[Collected data]
begin

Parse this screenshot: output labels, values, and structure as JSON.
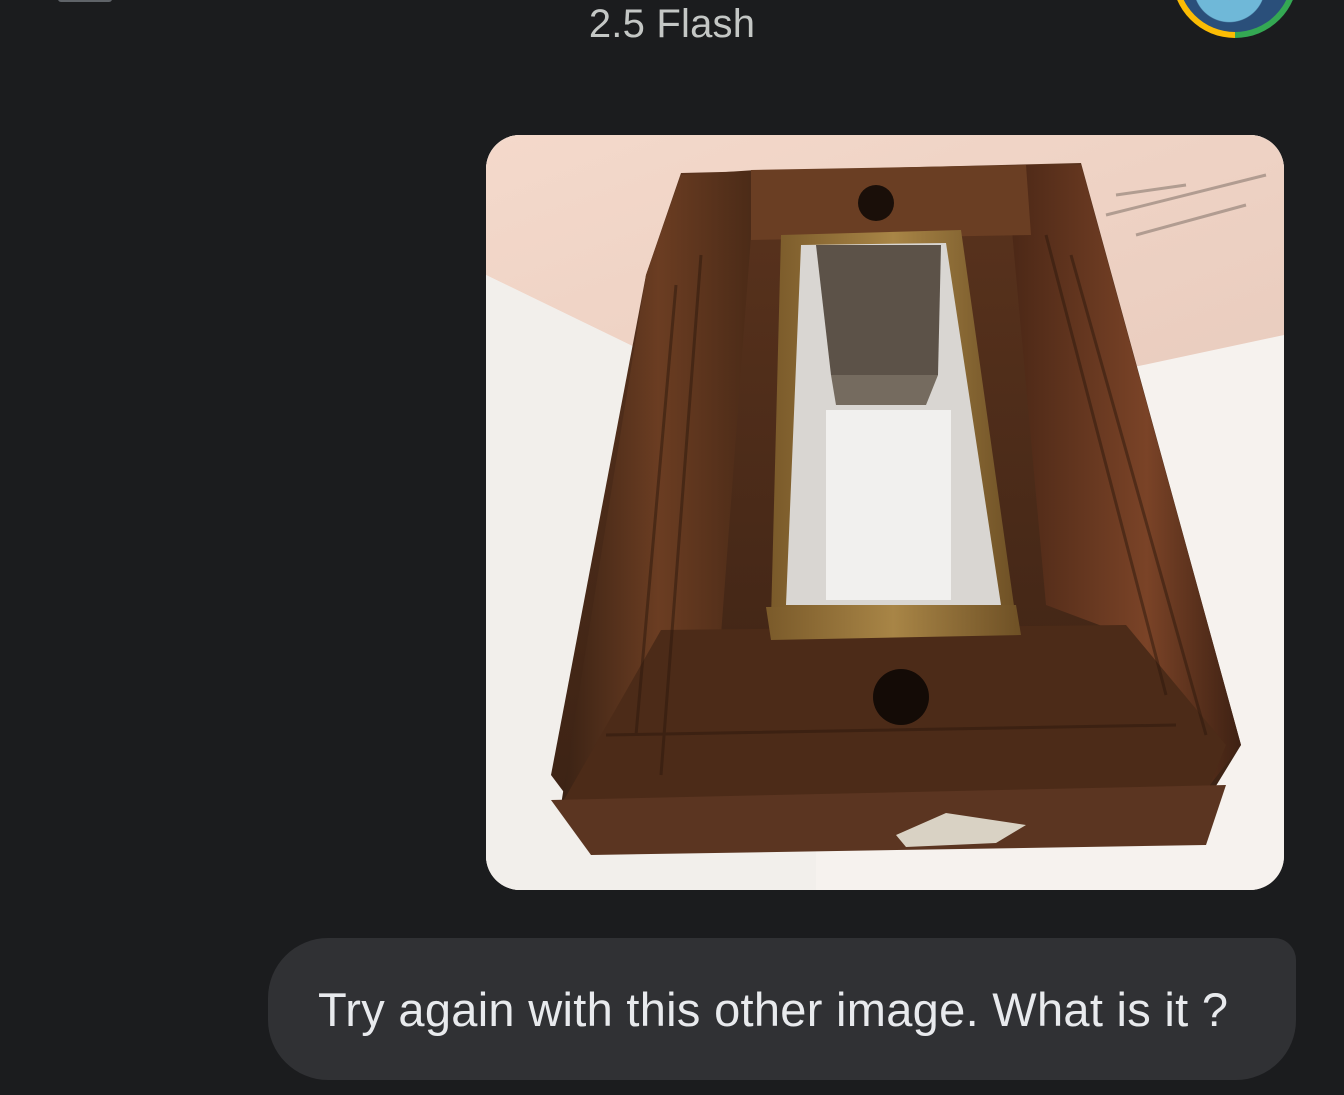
{
  "header": {
    "model_name": "2.5 Flash"
  },
  "chat": {
    "user_message": "Try again with this other image. What is it ?"
  },
  "icons": {
    "menu": "menu-icon",
    "avatar": "user-avatar"
  },
  "colors": {
    "background": "#1b1c1e",
    "bubble": "#303134",
    "title_text": "#c4c7c5",
    "message_text": "#e8eaed"
  }
}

end

EXERCISE DESCRIPTION: Omit every picture, then repeat the remaining data exactly as it appears above.

SOLUTION TO THIS PROBLEM:
Parse this screenshot: output labels, values, and structure as JSON.
{
  "header": {
    "model_name": "2.5 Flash"
  },
  "chat": {
    "user_message": "Try again with this other image. What is it ?"
  },
  "icons": {
    "menu": "menu-icon",
    "avatar": "user-avatar"
  },
  "colors": {
    "background": "#1b1c1e",
    "bubble": "#303134",
    "title_text": "#c4c7c5",
    "message_text": "#e8eaed"
  }
}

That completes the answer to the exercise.